* _EXERCISE PROMPT_
Of the lines in the entries below, state how many hold the word "screenshot". Say nothing else.

___ EXERCISE MATERIAL ___

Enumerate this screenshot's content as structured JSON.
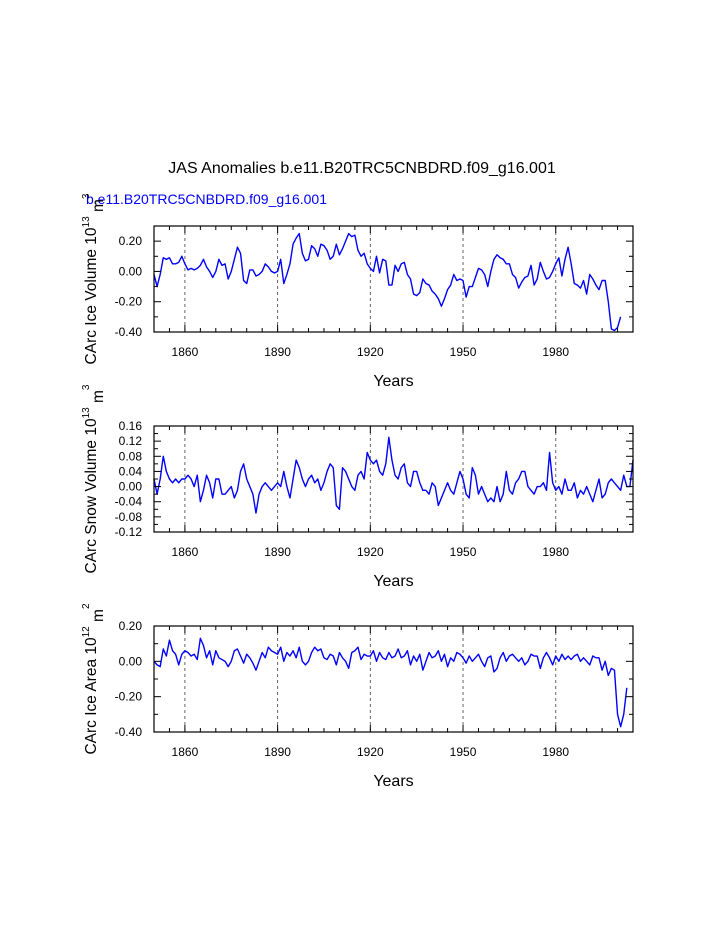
{
  "title": "JAS Anomalies b.e11.B20TRC5CNBDRD.f09_g16.001",
  "legend_label": "b.e11.B20TRC5CNBDRD.f09_g16.001",
  "colors": {
    "series": "#0000ff",
    "axis": "#000000",
    "grid": "#555555",
    "legend": "#0000ff"
  },
  "chart_data": [
    {
      "type": "line",
      "title": "",
      "xlabel": "Years",
      "ylabel": "CArc Ice Volume 10",
      "ylabel_exp1": "13",
      "ylabel_mid": " m",
      "ylabel_exp2": "3",
      "xlim": [
        1850,
        2005
      ],
      "ylim": [
        -0.4,
        0.3
      ],
      "xticks": [
        1860,
        1890,
        1920,
        1950,
        1980
      ],
      "yticks": [
        -0.4,
        -0.2,
        0.0,
        0.2
      ],
      "ytick_labels": [
        "-0.40",
        "-0.20",
        "0.00",
        "0.20"
      ],
      "grid_x": [
        1860,
        1890,
        1920,
        1950,
        1980
      ],
      "x_start": 1850,
      "series": [
        {
          "name": "b.e11.B20TRC5CNBDRD.f09_g16.001",
          "values": [
            -0.02,
            -0.1,
            -0.02,
            0.09,
            0.08,
            0.09,
            0.05,
            0.05,
            0.06,
            0.1,
            0.05,
            0.01,
            0.02,
            0.01,
            0.02,
            0.04,
            0.08,
            0.03,
            0.0,
            -0.04,
            0.0,
            0.08,
            0.04,
            0.05,
            -0.05,
            0.0,
            0.08,
            0.16,
            0.12,
            -0.06,
            -0.08,
            0.01,
            0.01,
            -0.03,
            -0.02,
            0.0,
            0.05,
            0.03,
            0.0,
            -0.01,
            0.0,
            0.08,
            -0.08,
            -0.02,
            0.05,
            0.18,
            0.22,
            0.25,
            0.12,
            0.07,
            0.08,
            0.17,
            0.15,
            0.1,
            0.18,
            0.17,
            0.14,
            0.08,
            0.1,
            0.18,
            0.11,
            0.15,
            0.2,
            0.25,
            0.23,
            0.24,
            0.14,
            0.1,
            0.12,
            0.05,
            0.02,
            0.0,
            0.1,
            -0.01,
            0.08,
            0.07,
            -0.09,
            -0.09,
            0.04,
            0.0,
            0.05,
            0.06,
            -0.02,
            -0.05,
            -0.15,
            -0.16,
            -0.14,
            -0.05,
            -0.08,
            -0.09,
            -0.13,
            -0.15,
            -0.18,
            -0.23,
            -0.18,
            -0.12,
            -0.09,
            -0.02,
            -0.06,
            -0.05,
            -0.06,
            -0.17,
            -0.1,
            -0.1,
            -0.04,
            0.02,
            0.01,
            -0.02,
            -0.1,
            0.0,
            0.08,
            0.11,
            0.09,
            0.08,
            0.05,
            0.05,
            -0.02,
            -0.04,
            -0.11,
            -0.07,
            -0.04,
            -0.03,
            0.04,
            -0.09,
            -0.05,
            0.06,
            0.0,
            -0.05,
            -0.04,
            0.0,
            0.05,
            0.09,
            -0.03,
            0.08,
            0.16,
            0.05,
            -0.08,
            -0.09,
            -0.11,
            -0.06,
            -0.15,
            -0.02,
            -0.05,
            -0.09,
            -0.12,
            -0.06,
            -0.06,
            -0.2,
            -0.38,
            -0.39,
            -0.37,
            -0.3
          ]
        }
      ]
    },
    {
      "type": "line",
      "title": "",
      "xlabel": "Years",
      "ylabel": "CArc Snow Volume 10",
      "ylabel_exp1": "13",
      "ylabel_mid": " m",
      "ylabel_exp2": "3",
      "xlim": [
        1850,
        2005
      ],
      "ylim": [
        -0.12,
        0.16
      ],
      "xticks": [
        1860,
        1890,
        1920,
        1950,
        1980
      ],
      "yticks": [
        -0.12,
        -0.08,
        -0.04,
        0.0,
        0.04,
        0.08,
        0.12,
        0.16
      ],
      "ytick_labels": [
        "-0.12",
        "-0.08",
        "-0.04",
        "0.00",
        "0.04",
        "0.08",
        "0.12",
        "0.16"
      ],
      "grid_x": [
        1860,
        1890,
        1920,
        1950,
        1980
      ],
      "x_start": 1850,
      "series": [
        {
          "name": "b.e11.B20TRC5CNBDRD.f09_g16.001",
          "values": [
            0.02,
            -0.02,
            0.02,
            0.08,
            0.04,
            0.02,
            0.01,
            0.02,
            0.01,
            0.02,
            0.02,
            0.03,
            0.02,
            0.0,
            0.03,
            -0.04,
            -0.01,
            0.03,
            0.01,
            -0.03,
            0.02,
            0.02,
            -0.02,
            -0.02,
            -0.01,
            0.0,
            -0.03,
            -0.01,
            0.04,
            0.06,
            0.02,
            0.0,
            -0.02,
            -0.07,
            -0.02,
            0.0,
            0.01,
            0.0,
            -0.01,
            0.0,
            0.01,
            0.0,
            0.04,
            0.0,
            -0.03,
            0.02,
            0.07,
            0.05,
            0.02,
            0.0,
            0.02,
            0.03,
            0.01,
            0.02,
            -0.01,
            0.01,
            0.04,
            0.06,
            0.05,
            -0.05,
            -0.06,
            0.05,
            0.04,
            0.02,
            0.0,
            -0.01,
            0.03,
            0.04,
            0.02,
            0.09,
            0.07,
            0.06,
            0.07,
            0.04,
            0.03,
            0.06,
            0.13,
            0.07,
            0.03,
            0.02,
            0.05,
            0.06,
            0.01,
            0.0,
            0.04,
            0.04,
            0.01,
            -0.01,
            -0.01,
            -0.02,
            0.01,
            0.0,
            -0.05,
            -0.03,
            -0.01,
            0.01,
            -0.01,
            -0.02,
            0.01,
            0.04,
            0.02,
            -0.02,
            -0.03,
            0.05,
            0.03,
            -0.02,
            0.0,
            -0.02,
            -0.04,
            -0.03,
            -0.04,
            0.0,
            -0.04,
            -0.02,
            0.04,
            -0.01,
            -0.02,
            0.01,
            0.02,
            0.04,
            0.04,
            0.0,
            -0.01,
            -0.02,
            0.0,
            0.0,
            0.01,
            -0.01,
            0.09,
            0.01,
            -0.01,
            0.0,
            -0.02,
            0.02,
            -0.01,
            -0.01,
            0.01,
            -0.03,
            -0.01,
            -0.02,
            0.0,
            -0.02,
            -0.04,
            -0.01,
            0.02,
            -0.03,
            -0.02,
            0.01,
            0.02,
            0.01,
            0.0,
            -0.01,
            0.03,
            0.0,
            0.0,
            0.07
          ]
        }
      ]
    },
    {
      "type": "line",
      "title": "",
      "xlabel": "Years",
      "ylabel": "CArc Ice Area 10",
      "ylabel_exp1": "12",
      "ylabel_mid": " m",
      "ylabel_exp2": "2",
      "xlim": [
        1850,
        2005
      ],
      "ylim": [
        -0.4,
        0.2
      ],
      "xticks": [
        1860,
        1890,
        1920,
        1950,
        1980
      ],
      "yticks": [
        -0.4,
        -0.2,
        0.0,
        0.2
      ],
      "ytick_labels": [
        "-0.40",
        "-0.20",
        "0.00",
        "0.20"
      ],
      "grid_x": [
        1860,
        1890,
        1920,
        1950,
        1980
      ],
      "x_start": 1850,
      "series": [
        {
          "name": "b.e11.B20TRC5CNBDRD.f09_g16.001",
          "values": [
            0.0,
            -0.02,
            -0.03,
            0.07,
            0.03,
            0.12,
            0.06,
            0.04,
            -0.02,
            0.04,
            0.06,
            0.05,
            0.03,
            0.04,
            0.01,
            0.13,
            0.09,
            0.02,
            0.06,
            -0.02,
            0.06,
            0.02,
            0.01,
            0.0,
            -0.03,
            0.0,
            0.06,
            0.07,
            0.03,
            -0.01,
            0.04,
            0.02,
            -0.01,
            -0.05,
            0.0,
            0.05,
            0.02,
            0.08,
            0.06,
            0.05,
            0.04,
            0.08,
            0.0,
            0.05,
            0.03,
            0.06,
            0.02,
            0.08,
            0.0,
            -0.02,
            0.0,
            0.05,
            0.08,
            0.06,
            0.07,
            0.02,
            0.01,
            0.04,
            0.03,
            -0.02,
            0.05,
            0.02,
            0.0,
            -0.04,
            0.05,
            0.06,
            0.08,
            0.01,
            0.04,
            0.03,
            0.03,
            0.06,
            0.0,
            0.05,
            0.02,
            0.01,
            0.05,
            0.02,
            0.03,
            0.07,
            0.02,
            0.03,
            0.06,
            -0.02,
            0.03,
            0.0,
            0.04,
            -0.05,
            0.0,
            0.05,
            0.02,
            0.03,
            0.06,
            0.0,
            0.04,
            -0.03,
            0.02,
            0.0,
            0.05,
            0.04,
            0.02,
            -0.01,
            0.03,
            0.0,
            0.02,
            0.04,
            0.0,
            -0.03,
            0.02,
            0.03,
            -0.06,
            -0.04,
            0.02,
            0.05,
            0.0,
            0.03,
            0.04,
            0.02,
            0.0,
            0.02,
            -0.02,
            0.0,
            0.04,
            0.03,
            0.03,
            -0.04,
            0.02,
            0.05,
            0.02,
            -0.02,
            0.03,
            0.0,
            0.04,
            0.01,
            0.03,
            0.01,
            0.03,
            0.04,
            0.0,
            0.02,
            0.0,
            -0.02,
            0.03,
            0.02,
            0.02,
            -0.05,
            0.0,
            -0.08,
            -0.04,
            -0.05,
            -0.3,
            -0.37,
            -0.3,
            -0.15
          ]
        }
      ]
    }
  ]
}
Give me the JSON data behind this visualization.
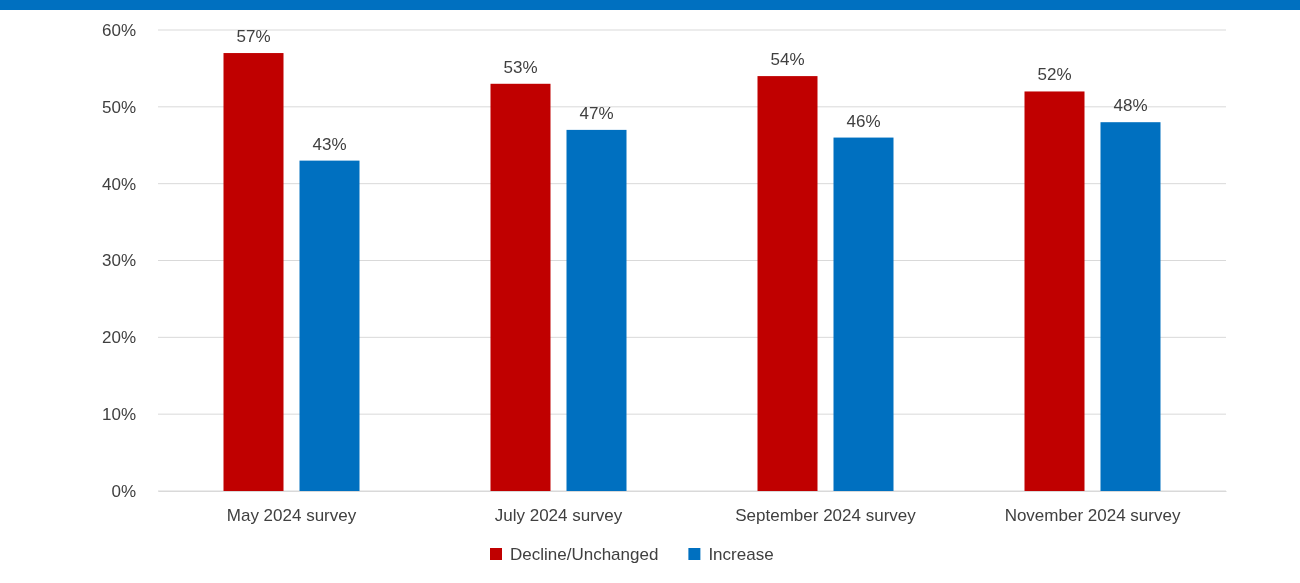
{
  "chart_data": {
    "type": "bar",
    "categories": [
      "May 2024 survey",
      "July 2024 survey",
      "September 2024 survey",
      "November 2024 survey"
    ],
    "series": [
      {
        "name": "Decline/Unchanged",
        "color": "#c00000",
        "values": [
          57,
          53,
          54,
          52
        ],
        "value_labels": [
          "57%",
          "53%",
          "54%",
          "52%"
        ]
      },
      {
        "name": "Increase",
        "color": "#0070c0",
        "values": [
          43,
          47,
          46,
          48
        ],
        "value_labels": [
          "43%",
          "47%",
          "46%",
          "48%"
        ]
      }
    ],
    "ylim": [
      0,
      60
    ],
    "yticks": [
      {
        "value": 0,
        "label": "0%"
      },
      {
        "value": 10,
        "label": "10%"
      },
      {
        "value": 20,
        "label": "20%"
      },
      {
        "value": 30,
        "label": "30%"
      },
      {
        "value": 40,
        "label": "40%"
      },
      {
        "value": 50,
        "label": "50%"
      },
      {
        "value": 60,
        "label": "60%"
      }
    ],
    "grid": "y",
    "legend": "bottom"
  }
}
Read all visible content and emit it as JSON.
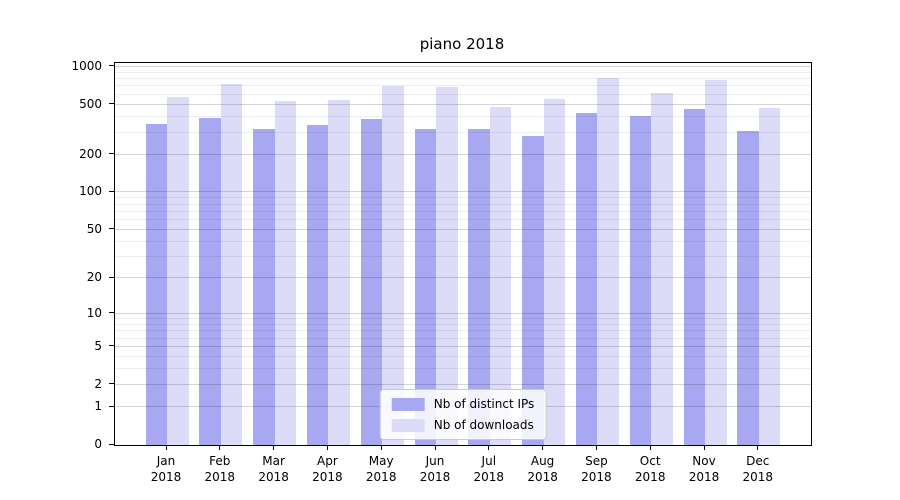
{
  "title": "piano 2018",
  "chart_data": {
    "type": "bar",
    "title": "piano 2018",
    "categories": [
      "Jan 2018",
      "Feb 2018",
      "Mar 2018",
      "Apr 2018",
      "May 2018",
      "Jun 2018",
      "Jul 2018",
      "Aug 2018",
      "Sep 2018",
      "Oct 2018",
      "Nov 2018",
      "Dec 2018"
    ],
    "x_tick_line1": [
      "Jan",
      "Feb",
      "Mar",
      "Apr",
      "May",
      "Jun",
      "Jul",
      "Aug",
      "Sep",
      "Oct",
      "Nov",
      "Dec"
    ],
    "x_tick_line2": "2018",
    "series": [
      {
        "name": "Nb of distinct IPs",
        "color": "#a8a8f2",
        "values": [
          355,
          395,
          320,
          345,
          385,
          320,
          320,
          285,
          430,
          410,
          460,
          310
        ]
      },
      {
        "name": "Nb of downloads",
        "color": "#dcdcf9",
        "values": [
          575,
          730,
          535,
          545,
          705,
          690,
          485,
          555,
          815,
          620,
          790,
          470
        ]
      }
    ],
    "xlabel": "",
    "ylabel": "",
    "yticks": [
      0,
      1,
      2,
      5,
      10,
      20,
      50,
      100,
      200,
      500,
      1000
    ],
    "ylim": [
      0,
      1076
    ],
    "y_scale": "symlog: position proportional to log10(1+v)",
    "grid": "horizontal major + minor gridlines",
    "legend_position": "inside lower center"
  },
  "colors": {
    "background": "#ffffff",
    "axis": "#000000",
    "grid_major": "#d6d6d6",
    "grid_minor": "#ededed",
    "bar_dark": "#a8a8f2",
    "bar_light": "#dcdcf9"
  }
}
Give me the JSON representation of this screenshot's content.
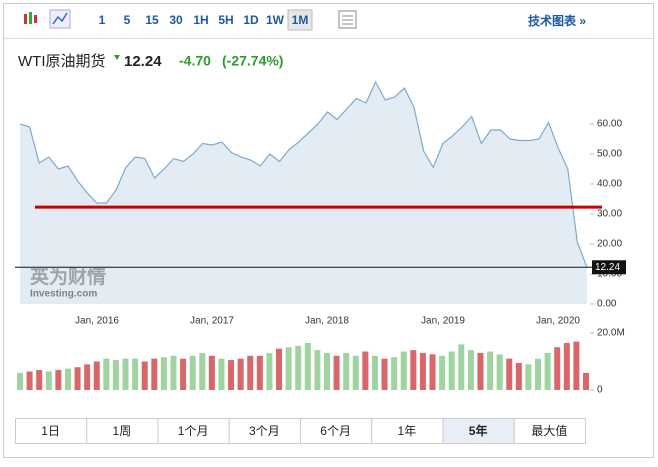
{
  "toolbar": {
    "intervals": [
      "1",
      "5",
      "15",
      "30",
      "1H",
      "5H",
      "1D",
      "1W",
      "1M"
    ],
    "selected": 8,
    "link": "技术图表 »"
  },
  "header": {
    "name": "WTI原油期货",
    "price": "12.24",
    "change": "-4.70",
    "change_pct": "(-27.74%)",
    "change_color": "#2a9d2a"
  },
  "chart_data": [
    {
      "type": "area",
      "color": "#7fa9cf",
      "fill": "#e4ecf3",
      "values": [
        60,
        59,
        47,
        49,
        45,
        46,
        41,
        37,
        33.6,
        33.7,
        38,
        45.5,
        49,
        48.5,
        42,
        45,
        48.5,
        47.5,
        50,
        53.5,
        53,
        54,
        50.5,
        49,
        48,
        46,
        50,
        47.5,
        51.5,
        54,
        57,
        60,
        64,
        61.5,
        65,
        68.5,
        67,
        74,
        68,
        69,
        72,
        65.5,
        51,
        45.5,
        53.5,
        56,
        59,
        62.5,
        53.5,
        58,
        58,
        55,
        54.5,
        54.5,
        55,
        60.5,
        52,
        45,
        20.5,
        12.24
      ],
      "x_labels": [
        "Jan, 2016",
        "Jan, 2017",
        "Jan, 2018",
        "Jan, 2019",
        "Jan, 2020"
      ],
      "ylim": [
        0,
        75
      ],
      "yticks": [
        {
          "value": 0,
          "label": "0.00"
        },
        {
          "value": 10,
          "label": "10.00"
        },
        {
          "value": 20,
          "label": "20.00"
        },
        {
          "value": 30,
          "label": "30.00"
        },
        {
          "value": 40,
          "label": "40.00"
        },
        {
          "value": 50,
          "label": "50.00"
        },
        {
          "value": 60,
          "label": "60.00"
        }
      ],
      "trend_line": {
        "value": 32.3,
        "color": "#cc0000"
      },
      "last_price": {
        "value": 12.24,
        "label": "12.24"
      },
      "watermark": [
        "英为财情",
        "Investing.com"
      ]
    },
    {
      "type": "bar",
      "up_color": "#9fd3a0",
      "down_color": "#d9676a",
      "values": [
        6,
        6.5,
        7,
        6.5,
        7,
        7.5,
        8,
        9,
        10,
        11,
        10.5,
        11,
        11,
        10,
        11,
        11.5,
        12,
        11,
        12,
        13,
        12,
        11,
        10.5,
        11,
        12,
        12,
        13,
        14.5,
        15,
        15.5,
        16.5,
        14,
        13,
        12,
        13,
        12,
        13.5,
        12,
        11,
        11.5,
        13.5,
        14,
        13,
        12.5,
        12,
        13.5,
        16,
        14,
        13,
        13.5,
        12.5,
        11,
        9.5,
        9,
        11,
        13,
        15,
        16.5,
        17,
        6
      ],
      "ylim": [
        0,
        20
      ],
      "yticks": [
        0,
        {
          "value": 20,
          "label": "20.0M"
        }
      ]
    }
  ],
  "periods": {
    "buttons": [
      "1日",
      "1周",
      "1个月",
      "3个月",
      "6个月",
      "1年",
      "5年",
      "最大值"
    ],
    "selected": 6
  }
}
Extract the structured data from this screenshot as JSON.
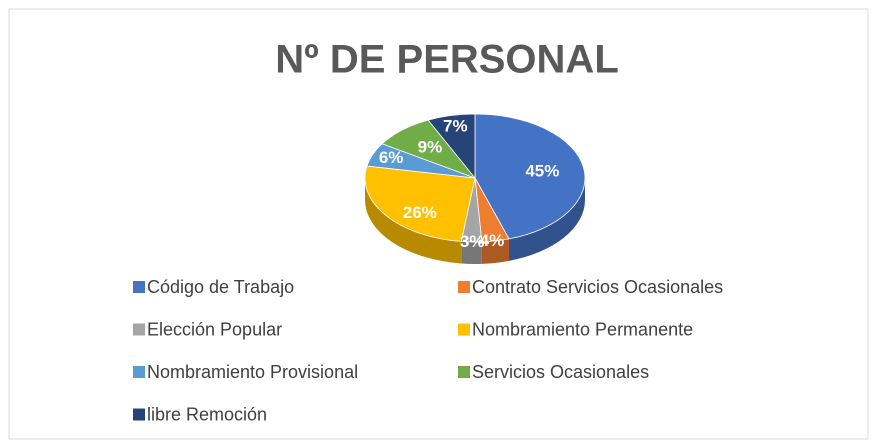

___

* _SOLVED PROBLEM_
3